*** Getoonde gegevens ***

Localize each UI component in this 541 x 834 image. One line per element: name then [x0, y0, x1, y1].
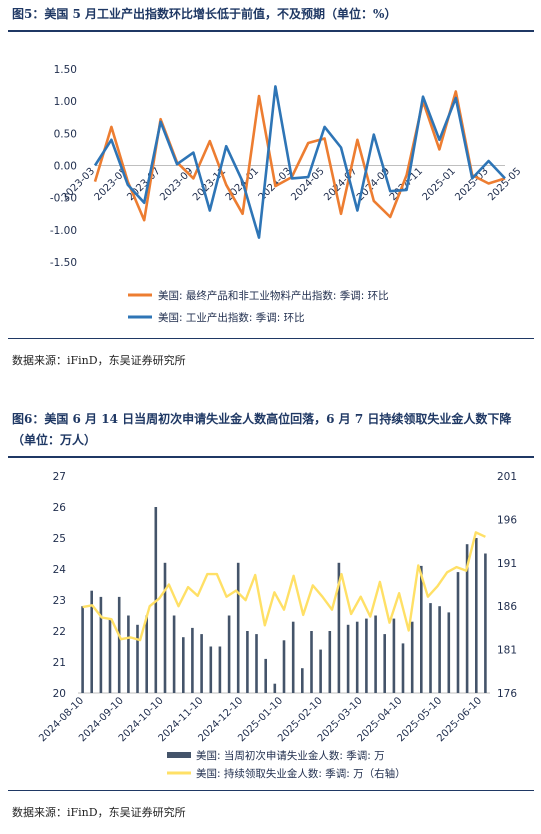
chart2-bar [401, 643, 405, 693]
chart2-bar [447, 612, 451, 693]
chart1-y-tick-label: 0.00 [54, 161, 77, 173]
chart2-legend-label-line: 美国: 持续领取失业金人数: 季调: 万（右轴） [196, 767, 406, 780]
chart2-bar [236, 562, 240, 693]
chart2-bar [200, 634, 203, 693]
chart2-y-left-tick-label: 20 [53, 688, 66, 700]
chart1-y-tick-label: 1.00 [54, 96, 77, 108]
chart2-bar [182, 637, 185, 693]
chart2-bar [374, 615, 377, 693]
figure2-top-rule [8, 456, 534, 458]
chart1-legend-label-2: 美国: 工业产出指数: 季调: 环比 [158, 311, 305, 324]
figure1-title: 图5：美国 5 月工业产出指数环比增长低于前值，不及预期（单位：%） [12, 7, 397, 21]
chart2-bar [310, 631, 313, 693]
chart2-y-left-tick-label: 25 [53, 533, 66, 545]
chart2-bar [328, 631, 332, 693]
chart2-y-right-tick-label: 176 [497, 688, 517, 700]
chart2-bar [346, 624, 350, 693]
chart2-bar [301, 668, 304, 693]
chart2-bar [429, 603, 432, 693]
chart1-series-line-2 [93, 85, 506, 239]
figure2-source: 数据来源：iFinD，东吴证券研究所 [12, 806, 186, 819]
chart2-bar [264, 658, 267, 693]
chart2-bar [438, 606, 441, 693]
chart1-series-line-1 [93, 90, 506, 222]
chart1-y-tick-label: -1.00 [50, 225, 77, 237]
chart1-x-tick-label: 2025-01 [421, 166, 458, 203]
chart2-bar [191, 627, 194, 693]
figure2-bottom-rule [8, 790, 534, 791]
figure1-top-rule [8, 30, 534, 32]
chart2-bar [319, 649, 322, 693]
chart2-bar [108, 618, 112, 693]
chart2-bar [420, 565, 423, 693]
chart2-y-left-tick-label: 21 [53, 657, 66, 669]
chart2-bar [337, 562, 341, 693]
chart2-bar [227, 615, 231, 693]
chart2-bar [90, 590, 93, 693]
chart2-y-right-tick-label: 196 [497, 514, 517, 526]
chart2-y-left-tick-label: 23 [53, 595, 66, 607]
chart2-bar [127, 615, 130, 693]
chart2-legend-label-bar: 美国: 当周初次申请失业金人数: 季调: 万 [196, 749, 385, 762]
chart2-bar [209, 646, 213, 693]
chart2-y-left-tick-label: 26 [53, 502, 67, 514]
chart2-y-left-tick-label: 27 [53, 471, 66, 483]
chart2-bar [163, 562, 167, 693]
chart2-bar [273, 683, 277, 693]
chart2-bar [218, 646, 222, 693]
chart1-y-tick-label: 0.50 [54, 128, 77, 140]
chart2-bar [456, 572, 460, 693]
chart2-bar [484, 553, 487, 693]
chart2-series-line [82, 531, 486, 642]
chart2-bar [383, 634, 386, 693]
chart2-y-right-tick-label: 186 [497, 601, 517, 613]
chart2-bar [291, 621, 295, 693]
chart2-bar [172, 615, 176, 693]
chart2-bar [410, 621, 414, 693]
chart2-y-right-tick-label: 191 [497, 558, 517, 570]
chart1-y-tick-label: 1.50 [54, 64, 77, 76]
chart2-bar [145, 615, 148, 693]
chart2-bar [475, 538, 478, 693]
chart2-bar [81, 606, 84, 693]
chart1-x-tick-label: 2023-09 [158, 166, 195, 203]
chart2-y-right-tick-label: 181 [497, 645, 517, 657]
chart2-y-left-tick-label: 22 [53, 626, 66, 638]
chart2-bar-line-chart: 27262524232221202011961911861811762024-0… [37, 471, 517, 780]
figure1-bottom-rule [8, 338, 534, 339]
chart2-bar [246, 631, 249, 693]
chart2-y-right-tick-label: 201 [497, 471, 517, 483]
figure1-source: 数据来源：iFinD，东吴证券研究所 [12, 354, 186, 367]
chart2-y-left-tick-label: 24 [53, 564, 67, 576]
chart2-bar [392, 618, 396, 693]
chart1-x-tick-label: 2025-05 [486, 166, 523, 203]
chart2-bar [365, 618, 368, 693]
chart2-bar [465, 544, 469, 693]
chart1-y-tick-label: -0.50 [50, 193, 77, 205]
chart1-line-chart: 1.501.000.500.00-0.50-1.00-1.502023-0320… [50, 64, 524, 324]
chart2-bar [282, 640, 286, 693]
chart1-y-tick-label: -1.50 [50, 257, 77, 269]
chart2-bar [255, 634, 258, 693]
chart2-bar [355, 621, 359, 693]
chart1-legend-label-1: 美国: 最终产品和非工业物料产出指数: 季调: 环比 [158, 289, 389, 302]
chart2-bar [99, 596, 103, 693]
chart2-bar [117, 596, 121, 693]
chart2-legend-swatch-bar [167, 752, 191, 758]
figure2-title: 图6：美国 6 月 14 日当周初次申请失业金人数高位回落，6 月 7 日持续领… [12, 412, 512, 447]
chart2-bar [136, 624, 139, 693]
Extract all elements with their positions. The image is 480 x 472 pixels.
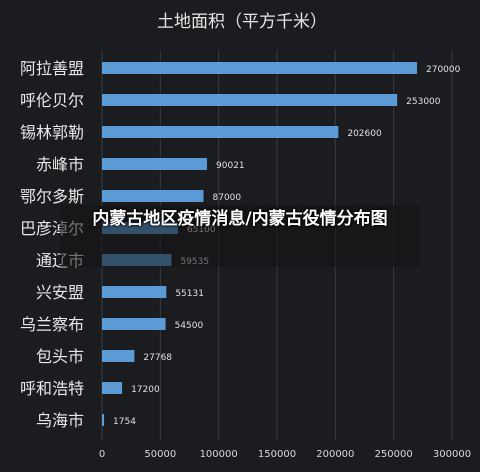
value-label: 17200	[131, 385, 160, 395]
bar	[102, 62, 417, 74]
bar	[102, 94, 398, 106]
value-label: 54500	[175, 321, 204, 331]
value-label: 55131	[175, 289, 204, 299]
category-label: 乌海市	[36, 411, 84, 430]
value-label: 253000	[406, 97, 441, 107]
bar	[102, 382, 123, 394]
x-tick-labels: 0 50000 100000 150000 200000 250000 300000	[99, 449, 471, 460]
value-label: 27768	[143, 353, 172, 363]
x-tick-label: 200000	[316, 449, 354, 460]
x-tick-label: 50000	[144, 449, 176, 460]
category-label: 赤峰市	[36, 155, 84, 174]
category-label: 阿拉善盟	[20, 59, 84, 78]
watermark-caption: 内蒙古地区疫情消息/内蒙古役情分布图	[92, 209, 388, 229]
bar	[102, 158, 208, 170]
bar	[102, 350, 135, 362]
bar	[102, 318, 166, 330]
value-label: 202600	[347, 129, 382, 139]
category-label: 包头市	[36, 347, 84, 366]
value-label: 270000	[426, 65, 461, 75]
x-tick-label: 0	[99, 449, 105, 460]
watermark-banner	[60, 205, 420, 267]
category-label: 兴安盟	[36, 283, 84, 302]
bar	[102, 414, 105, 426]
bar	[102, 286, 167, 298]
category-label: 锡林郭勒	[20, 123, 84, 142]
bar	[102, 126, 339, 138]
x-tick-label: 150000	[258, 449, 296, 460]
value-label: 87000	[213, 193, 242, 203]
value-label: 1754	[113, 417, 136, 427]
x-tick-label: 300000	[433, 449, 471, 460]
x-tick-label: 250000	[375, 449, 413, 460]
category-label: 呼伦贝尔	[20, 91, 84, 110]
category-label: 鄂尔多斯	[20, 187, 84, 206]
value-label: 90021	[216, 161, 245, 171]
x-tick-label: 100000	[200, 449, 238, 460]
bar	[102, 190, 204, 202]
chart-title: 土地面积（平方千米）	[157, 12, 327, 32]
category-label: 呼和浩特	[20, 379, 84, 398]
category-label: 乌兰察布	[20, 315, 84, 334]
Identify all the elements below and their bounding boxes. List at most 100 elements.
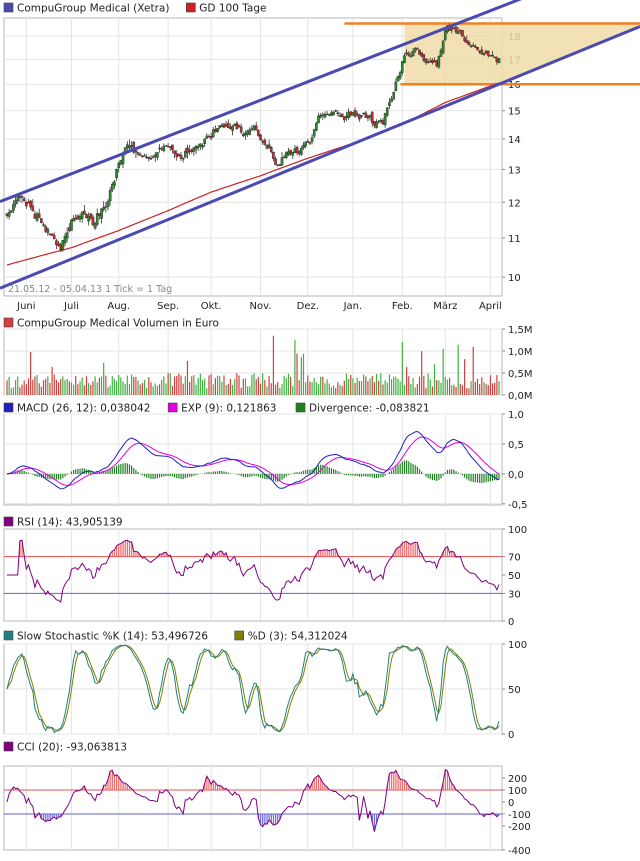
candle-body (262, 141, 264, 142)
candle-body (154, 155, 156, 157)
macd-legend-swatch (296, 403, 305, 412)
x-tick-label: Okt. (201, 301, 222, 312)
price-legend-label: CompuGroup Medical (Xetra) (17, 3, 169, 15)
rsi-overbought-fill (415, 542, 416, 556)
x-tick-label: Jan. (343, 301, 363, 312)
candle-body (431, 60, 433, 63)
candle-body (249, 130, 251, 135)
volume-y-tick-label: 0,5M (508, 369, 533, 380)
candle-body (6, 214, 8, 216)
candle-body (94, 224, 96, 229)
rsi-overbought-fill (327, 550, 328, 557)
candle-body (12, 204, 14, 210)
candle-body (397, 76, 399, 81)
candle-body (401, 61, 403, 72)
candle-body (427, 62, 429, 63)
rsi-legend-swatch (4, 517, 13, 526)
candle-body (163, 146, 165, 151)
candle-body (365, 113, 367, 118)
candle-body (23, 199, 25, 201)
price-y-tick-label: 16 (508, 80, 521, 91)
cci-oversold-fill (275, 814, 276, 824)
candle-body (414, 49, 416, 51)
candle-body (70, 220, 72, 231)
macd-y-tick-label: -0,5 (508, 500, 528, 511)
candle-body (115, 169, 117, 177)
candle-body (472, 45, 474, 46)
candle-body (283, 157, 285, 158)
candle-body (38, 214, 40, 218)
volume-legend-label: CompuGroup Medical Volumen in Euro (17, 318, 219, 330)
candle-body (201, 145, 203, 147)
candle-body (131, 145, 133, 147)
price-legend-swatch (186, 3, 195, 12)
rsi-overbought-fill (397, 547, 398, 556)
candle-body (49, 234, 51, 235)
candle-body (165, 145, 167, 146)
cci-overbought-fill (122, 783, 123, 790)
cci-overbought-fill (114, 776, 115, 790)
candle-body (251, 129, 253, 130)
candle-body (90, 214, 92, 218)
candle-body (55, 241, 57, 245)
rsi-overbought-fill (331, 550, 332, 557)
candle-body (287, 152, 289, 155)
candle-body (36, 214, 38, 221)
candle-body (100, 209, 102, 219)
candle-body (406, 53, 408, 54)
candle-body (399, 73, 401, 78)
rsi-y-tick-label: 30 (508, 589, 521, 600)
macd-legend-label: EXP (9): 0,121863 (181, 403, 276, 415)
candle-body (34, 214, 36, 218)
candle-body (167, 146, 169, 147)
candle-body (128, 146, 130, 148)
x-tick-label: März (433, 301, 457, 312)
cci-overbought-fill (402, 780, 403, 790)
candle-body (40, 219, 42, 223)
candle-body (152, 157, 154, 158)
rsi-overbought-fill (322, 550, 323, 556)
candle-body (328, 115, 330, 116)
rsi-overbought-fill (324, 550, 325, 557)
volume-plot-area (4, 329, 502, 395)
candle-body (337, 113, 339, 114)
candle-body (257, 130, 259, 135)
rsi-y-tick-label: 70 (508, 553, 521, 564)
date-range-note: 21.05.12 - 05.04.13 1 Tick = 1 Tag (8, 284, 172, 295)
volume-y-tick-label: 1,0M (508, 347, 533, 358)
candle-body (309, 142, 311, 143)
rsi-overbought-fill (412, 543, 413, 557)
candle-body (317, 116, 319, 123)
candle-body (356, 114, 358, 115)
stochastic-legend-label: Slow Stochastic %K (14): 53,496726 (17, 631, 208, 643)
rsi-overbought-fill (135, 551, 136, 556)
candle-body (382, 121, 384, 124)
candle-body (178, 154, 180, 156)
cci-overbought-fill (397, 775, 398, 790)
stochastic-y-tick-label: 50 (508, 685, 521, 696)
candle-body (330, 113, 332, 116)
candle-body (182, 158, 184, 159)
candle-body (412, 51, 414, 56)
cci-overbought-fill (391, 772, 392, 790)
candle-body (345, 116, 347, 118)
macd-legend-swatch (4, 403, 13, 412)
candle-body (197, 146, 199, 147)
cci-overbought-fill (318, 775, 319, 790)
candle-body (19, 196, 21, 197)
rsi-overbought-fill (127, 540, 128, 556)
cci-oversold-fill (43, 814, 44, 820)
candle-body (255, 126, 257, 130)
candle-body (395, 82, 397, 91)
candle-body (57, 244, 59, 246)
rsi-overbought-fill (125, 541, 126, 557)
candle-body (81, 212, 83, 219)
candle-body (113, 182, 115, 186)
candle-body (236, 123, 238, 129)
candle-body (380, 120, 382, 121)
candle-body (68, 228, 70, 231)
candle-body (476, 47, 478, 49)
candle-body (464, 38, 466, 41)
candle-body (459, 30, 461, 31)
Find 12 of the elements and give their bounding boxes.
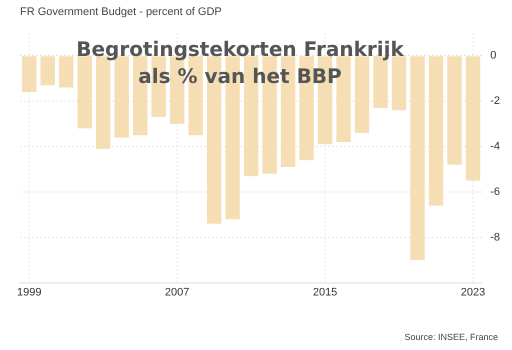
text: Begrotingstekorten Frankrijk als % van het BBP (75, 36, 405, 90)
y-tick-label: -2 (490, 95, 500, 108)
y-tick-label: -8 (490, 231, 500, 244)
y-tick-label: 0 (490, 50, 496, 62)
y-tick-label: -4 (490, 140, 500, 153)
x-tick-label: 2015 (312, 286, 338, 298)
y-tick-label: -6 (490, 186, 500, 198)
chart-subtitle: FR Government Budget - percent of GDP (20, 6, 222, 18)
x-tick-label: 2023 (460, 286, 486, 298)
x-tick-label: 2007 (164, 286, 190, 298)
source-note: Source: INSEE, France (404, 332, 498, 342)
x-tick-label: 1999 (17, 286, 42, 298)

***

* **Schriftelijke opdracht**
Werk het stuk van de regel met "candle-body (262, 141, 264, 142)" tot en met de regel met "macd-legend-label: EXP (9): 0,121863" bij door "Okt." te vervangen door "Oct." en de rest ongewijzigd te laten. Geef alleen die regels terug.

* **Schriftelijk antwoord**
candle-body (262, 141, 264, 142)
candle-body (154, 155, 156, 157)
macd-legend-swatch (296, 403, 305, 412)
x-tick-label: Oct. (201, 301, 222, 312)
price-legend-label: CompuGroup Medical (Xetra) (17, 3, 169, 15)
rsi-overbought-fill (415, 542, 416, 556)
x-tick-label: Jan. (343, 301, 363, 312)
candle-body (431, 60, 433, 63)
candle-body (249, 130, 251, 135)
volume-y-tick-label: 0,5M (508, 369, 533, 380)
candle-body (6, 214, 8, 216)
candle-body (94, 224, 96, 229)
rsi-overbought-fill (327, 550, 328, 557)
candle-body (12, 204, 14, 210)
candle-body (397, 76, 399, 81)
candle-body (401, 61, 403, 72)
candle-body (427, 62, 429, 63)
rsi-legend-swatch (4, 517, 13, 526)
candle-body (163, 146, 165, 151)
candle-body (365, 113, 367, 118)
candle-body (23, 199, 25, 201)
price-y-tick-label: 16 (508, 80, 521, 91)
cci-oversold-fill (275, 814, 276, 824)
candle-body (414, 49, 416, 51)
candle-body (70, 220, 72, 231)
macd-y-tick-label: -0,5 (508, 500, 528, 511)
candle-body (115, 169, 117, 177)
candle-body (472, 45, 474, 46)
candle-body (283, 157, 285, 158)
candle-body (38, 214, 40, 218)
volume-legend-label: CompuGroup Medical Volumen in Euro (17, 318, 219, 330)
candle-body (201, 145, 203, 147)
candle-body (131, 145, 133, 147)
price-legend-swatch (186, 3, 195, 12)
rsi-overbought-fill (397, 547, 398, 556)
candle-body (49, 234, 51, 235)
candle-body (165, 145, 167, 146)
cci-overbought-fill (122, 783, 123, 790)
cci-overbought-fill (114, 776, 115, 790)
candle-body (251, 129, 253, 130)
candle-body (90, 214, 92, 218)
candle-body (55, 241, 57, 245)
rsi-overbought-fill (331, 550, 332, 557)
candle-body (287, 152, 289, 155)
candle-body (36, 214, 38, 221)
candle-body (100, 209, 102, 219)
candle-body (406, 53, 408, 54)
candle-body (399, 73, 401, 78)
rsi-y-tick-label: 30 (508, 589, 521, 600)
macd-legend-label: EXP (9): 0,121863 (181, 403, 276, 415)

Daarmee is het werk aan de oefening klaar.